§ **Available records**
-------------------------

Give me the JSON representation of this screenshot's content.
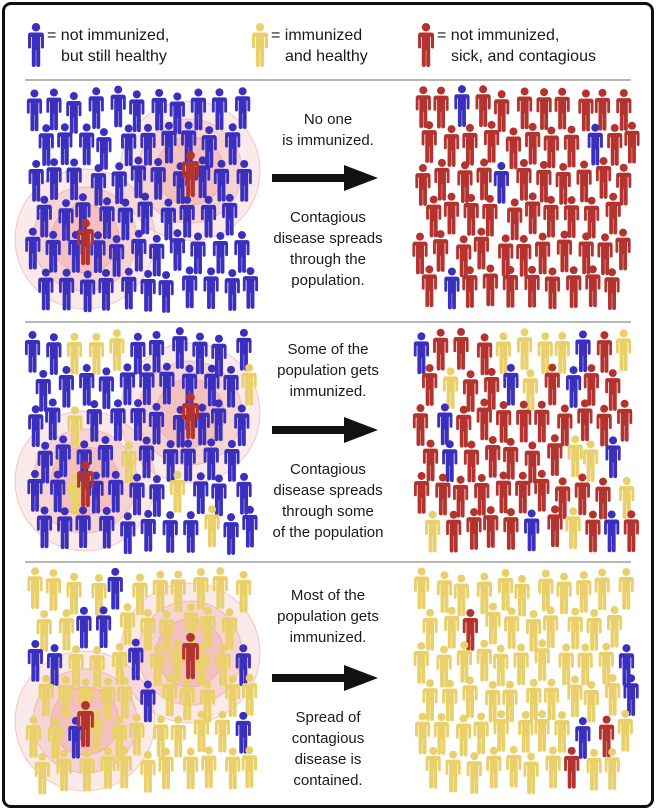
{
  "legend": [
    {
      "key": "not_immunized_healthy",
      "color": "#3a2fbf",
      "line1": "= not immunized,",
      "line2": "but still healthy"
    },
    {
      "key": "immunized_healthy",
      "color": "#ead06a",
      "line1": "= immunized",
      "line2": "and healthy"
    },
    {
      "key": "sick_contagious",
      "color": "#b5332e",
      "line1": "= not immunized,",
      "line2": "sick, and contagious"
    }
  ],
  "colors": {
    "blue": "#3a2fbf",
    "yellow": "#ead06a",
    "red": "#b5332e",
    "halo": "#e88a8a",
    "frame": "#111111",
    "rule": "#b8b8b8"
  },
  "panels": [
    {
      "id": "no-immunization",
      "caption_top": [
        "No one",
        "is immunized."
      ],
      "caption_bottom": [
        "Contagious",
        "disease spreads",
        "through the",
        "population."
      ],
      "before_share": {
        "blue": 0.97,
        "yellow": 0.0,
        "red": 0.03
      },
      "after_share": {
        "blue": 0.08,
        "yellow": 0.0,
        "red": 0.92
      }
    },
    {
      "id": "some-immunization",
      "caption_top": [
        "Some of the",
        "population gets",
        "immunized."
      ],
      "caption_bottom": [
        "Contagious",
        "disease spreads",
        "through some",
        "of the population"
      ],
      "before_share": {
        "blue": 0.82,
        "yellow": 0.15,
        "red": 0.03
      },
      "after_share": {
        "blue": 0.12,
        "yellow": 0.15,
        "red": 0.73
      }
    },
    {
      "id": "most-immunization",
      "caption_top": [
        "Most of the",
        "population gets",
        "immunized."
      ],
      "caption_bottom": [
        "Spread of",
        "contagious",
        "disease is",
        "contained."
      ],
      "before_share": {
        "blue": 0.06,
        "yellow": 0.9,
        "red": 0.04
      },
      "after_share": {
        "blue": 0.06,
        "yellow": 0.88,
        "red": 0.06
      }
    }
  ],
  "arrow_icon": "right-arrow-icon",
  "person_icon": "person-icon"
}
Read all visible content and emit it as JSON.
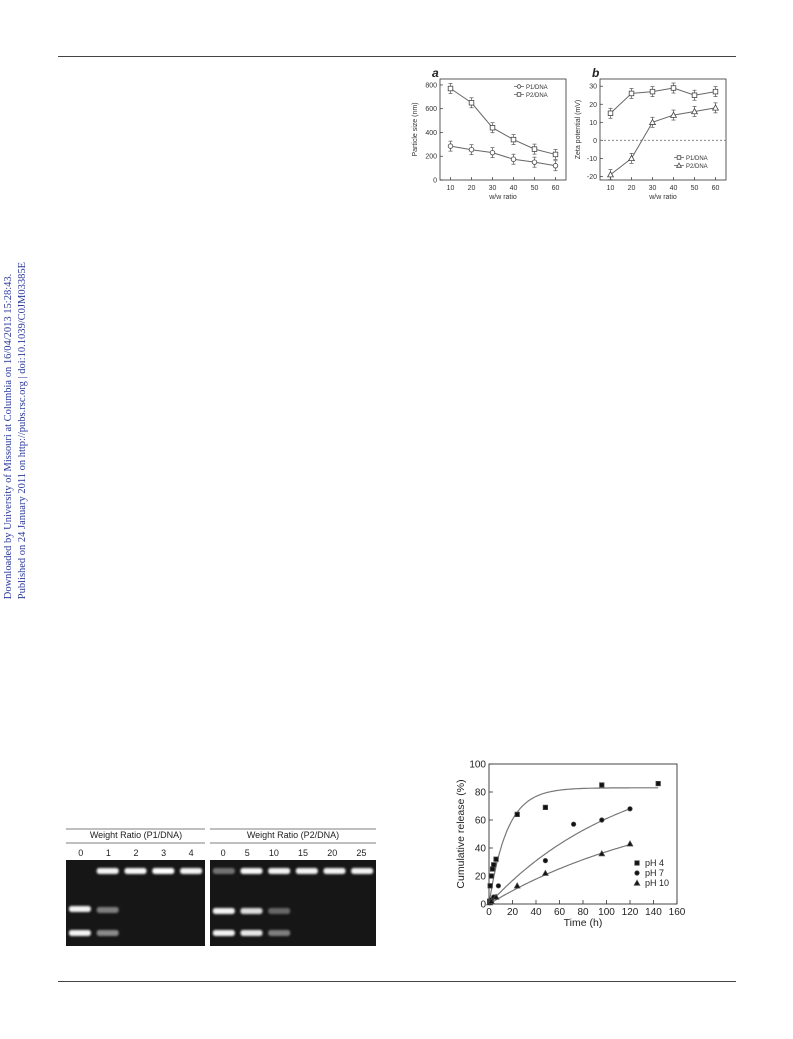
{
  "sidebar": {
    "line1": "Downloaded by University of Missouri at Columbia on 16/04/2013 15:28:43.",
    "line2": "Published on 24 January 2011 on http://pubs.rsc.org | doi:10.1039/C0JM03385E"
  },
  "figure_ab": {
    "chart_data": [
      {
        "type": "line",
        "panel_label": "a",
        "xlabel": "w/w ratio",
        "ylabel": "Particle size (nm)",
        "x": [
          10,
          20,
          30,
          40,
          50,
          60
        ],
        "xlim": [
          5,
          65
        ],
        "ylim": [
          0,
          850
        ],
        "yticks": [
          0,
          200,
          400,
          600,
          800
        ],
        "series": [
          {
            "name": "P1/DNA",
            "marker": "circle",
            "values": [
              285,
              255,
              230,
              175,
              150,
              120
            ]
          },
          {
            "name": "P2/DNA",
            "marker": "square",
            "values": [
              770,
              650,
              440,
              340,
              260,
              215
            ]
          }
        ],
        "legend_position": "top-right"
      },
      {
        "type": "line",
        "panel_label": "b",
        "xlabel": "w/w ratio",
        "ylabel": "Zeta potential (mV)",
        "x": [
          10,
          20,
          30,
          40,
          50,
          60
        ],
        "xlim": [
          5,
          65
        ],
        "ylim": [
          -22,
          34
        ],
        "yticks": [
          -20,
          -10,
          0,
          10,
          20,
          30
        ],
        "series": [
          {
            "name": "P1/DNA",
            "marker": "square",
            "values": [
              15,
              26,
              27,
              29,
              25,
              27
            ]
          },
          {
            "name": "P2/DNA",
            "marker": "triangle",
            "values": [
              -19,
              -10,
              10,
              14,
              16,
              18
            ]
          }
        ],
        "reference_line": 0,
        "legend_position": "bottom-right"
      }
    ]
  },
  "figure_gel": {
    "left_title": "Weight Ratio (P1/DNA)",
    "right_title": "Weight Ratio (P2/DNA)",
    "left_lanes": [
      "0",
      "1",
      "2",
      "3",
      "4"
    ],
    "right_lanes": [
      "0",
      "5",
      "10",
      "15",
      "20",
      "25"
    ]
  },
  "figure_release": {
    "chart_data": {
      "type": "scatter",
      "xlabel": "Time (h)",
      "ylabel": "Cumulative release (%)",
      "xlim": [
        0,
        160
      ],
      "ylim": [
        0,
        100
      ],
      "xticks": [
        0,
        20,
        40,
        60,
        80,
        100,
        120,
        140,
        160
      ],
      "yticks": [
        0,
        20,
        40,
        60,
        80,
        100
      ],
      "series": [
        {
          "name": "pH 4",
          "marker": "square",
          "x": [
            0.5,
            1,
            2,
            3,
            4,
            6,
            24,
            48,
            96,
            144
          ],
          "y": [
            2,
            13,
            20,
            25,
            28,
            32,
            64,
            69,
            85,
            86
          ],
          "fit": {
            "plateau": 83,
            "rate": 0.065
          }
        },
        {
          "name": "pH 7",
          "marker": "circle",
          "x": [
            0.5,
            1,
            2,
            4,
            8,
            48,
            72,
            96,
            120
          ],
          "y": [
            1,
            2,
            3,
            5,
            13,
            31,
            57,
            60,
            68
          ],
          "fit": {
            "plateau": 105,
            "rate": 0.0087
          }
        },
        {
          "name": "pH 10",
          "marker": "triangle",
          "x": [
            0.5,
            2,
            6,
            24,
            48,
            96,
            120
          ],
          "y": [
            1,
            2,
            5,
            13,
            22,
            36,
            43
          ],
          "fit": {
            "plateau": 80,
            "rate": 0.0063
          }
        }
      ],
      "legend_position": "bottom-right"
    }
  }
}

-------------------------

§ **What is needed**
Leave the pictures out and copy the rest of the data exactly.

§ **Worked answer**
Give me the JSON representation of this screenshot's content.
{
  "legend": [
    {
      "key": "not_immunized_healthy",
      "color": "#3a2fbf",
      "line1": "= not immunized,",
      "line2": "but still healthy"
    },
    {
      "key": "immunized_healthy",
      "color": "#ead06a",
      "line1": "= immunized",
      "line2": "and healthy"
    },
    {
      "key": "sick_contagious",
      "color": "#b5332e",
      "line1": "= not immunized,",
      "line2": "sick, and contagious"
    }
  ],
  "colors": {
    "blue": "#3a2fbf",
    "yellow": "#ead06a",
    "red": "#b5332e",
    "halo": "#e88a8a",
    "frame": "#111111",
    "rule": "#b8b8b8"
  },
  "panels": [
    {
      "id": "no-immunization",
      "caption_top": [
        "No one",
        "is immunized."
      ],
      "caption_bottom": [
        "Contagious",
        "disease spreads",
        "through the",
        "population."
      ],
      "before_share": {
        "blue": 0.97,
        "yellow": 0.0,
        "red": 0.03
      },
      "after_share": {
        "blue": 0.08,
        "yellow": 0.0,
        "red": 0.92
      }
    },
    {
      "id": "some-immunization",
      "caption_top": [
        "Some of the",
        "population gets",
        "immunized."
      ],
      "caption_bottom": [
        "Contagious",
        "disease spreads",
        "through some",
        "of the population"
      ],
      "before_share": {
        "blue": 0.82,
        "yellow": 0.15,
        "red": 0.03
      },
      "after_share": {
        "blue": 0.12,
        "yellow": 0.15,
        "red": 0.73
      }
    },
    {
      "id": "most-immunization",
      "caption_top": [
        "Most of the",
        "population gets",
        "immunized."
      ],
      "caption_bottom": [
        "Spread of",
        "contagious",
        "disease is",
        "contained."
      ],
      "before_share": {
        "blue": 0.06,
        "yellow": 0.9,
        "red": 0.04
      },
      "after_share": {
        "blue": 0.06,
        "yellow": 0.88,
        "red": 0.06
      }
    }
  ],
  "arrow_icon": "right-arrow-icon",
  "person_icon": "person-icon"
}
Read all visible content and emit it as JSON.
{
  "sidebar": {
    "line1": "Downloaded by University of Missouri at Columbia on 16/04/2013 15:28:43.",
    "line2": "Published on 24 January 2011 on http://pubs.rsc.org | doi:10.1039/C0JM03385E"
  },
  "figure_ab": {
    "chart_data": [
      {
        "type": "line",
        "panel_label": "a",
        "xlabel": "w/w ratio",
        "ylabel": "Particle size (nm)",
        "x": [
          10,
          20,
          30,
          40,
          50,
          60
        ],
        "xlim": [
          5,
          65
        ],
        "ylim": [
          0,
          850
        ],
        "yticks": [
          0,
          200,
          400,
          600,
          800
        ],
        "series": [
          {
            "name": "P1/DNA",
            "marker": "circle",
            "values": [
              285,
              255,
              230,
              175,
              150,
              120
            ]
          },
          {
            "name": "P2/DNA",
            "marker": "square",
            "values": [
              770,
              650,
              440,
              340,
              260,
              215
            ]
          }
        ],
        "legend_position": "top-right"
      },
      {
        "type": "line",
        "panel_label": "b",
        "xlabel": "w/w ratio",
        "ylabel": "Zeta potential (mV)",
        "x": [
          10,
          20,
          30,
          40,
          50,
          60
        ],
        "xlim": [
          5,
          65
        ],
        "ylim": [
          -22,
          34
        ],
        "yticks": [
          -20,
          -10,
          0,
          10,
          20,
          30
        ],
        "series": [
          {
            "name": "P1/DNA",
            "marker": "square",
            "values": [
              15,
              26,
              27,
              29,
              25,
              27
            ]
          },
          {
            "name": "P2/DNA",
            "marker": "triangle",
            "values": [
              -19,
              -10,
              10,
              14,
              16,
              18
            ]
          }
        ],
        "reference_line": 0,
        "legend_position": "bottom-right"
      }
    ]
  },
  "figure_gel": {
    "left_title": "Weight Ratio (P1/DNA)",
    "right_title": "Weight Ratio (P2/DNA)",
    "left_lanes": [
      "0",
      "1",
      "2",
      "3",
      "4"
    ],
    "right_lanes": [
      "0",
      "5",
      "10",
      "15",
      "20",
      "25"
    ]
  },
  "figure_release": {
    "chart_data": {
      "type": "scatter",
      "xlabel": "Time (h)",
      "ylabel": "Cumulative release (%)",
      "xlim": [
        0,
        160
      ],
      "ylim": [
        0,
        100
      ],
      "xticks": [
        0,
        20,
        40,
        60,
        80,
        100,
        120,
        140,
        160
      ],
      "yticks": [
        0,
        20,
        40,
        60,
        80,
        100
      ],
      "series": [
        {
          "name": "pH 4",
          "marker": "square",
          "x": [
            0.5,
            1,
            2,
            3,
            4,
            6,
            24,
            48,
            96,
            144
          ],
          "y": [
            2,
            13,
            20,
            25,
            28,
            32,
            64,
            69,
            85,
            86
          ],
          "fit": {
            "plateau": 83,
            "rate": 0.065
          }
        },
        {
          "name": "pH 7",
          "marker": "circle",
          "x": [
            0.5,
            1,
            2,
            4,
            8,
            48,
            72,
            96,
            120
          ],
          "y": [
            1,
            2,
            3,
            5,
            13,
            31,
            57,
            60,
            68
          ],
          "fit": {
            "plateau": 105,
            "rate": 0.0087
          }
        },
        {
          "name": "pH 10",
          "marker": "triangle",
          "x": [
            0.5,
            2,
            6,
            24,
            48,
            96,
            120
          ],
          "y": [
            1,
            2,
            5,
            13,
            22,
            36,
            43
          ],
          "fit": {
            "plateau": 80,
            "rate": 0.0063
          }
        }
      ],
      "legend_position": "bottom-right"
    }
  }
}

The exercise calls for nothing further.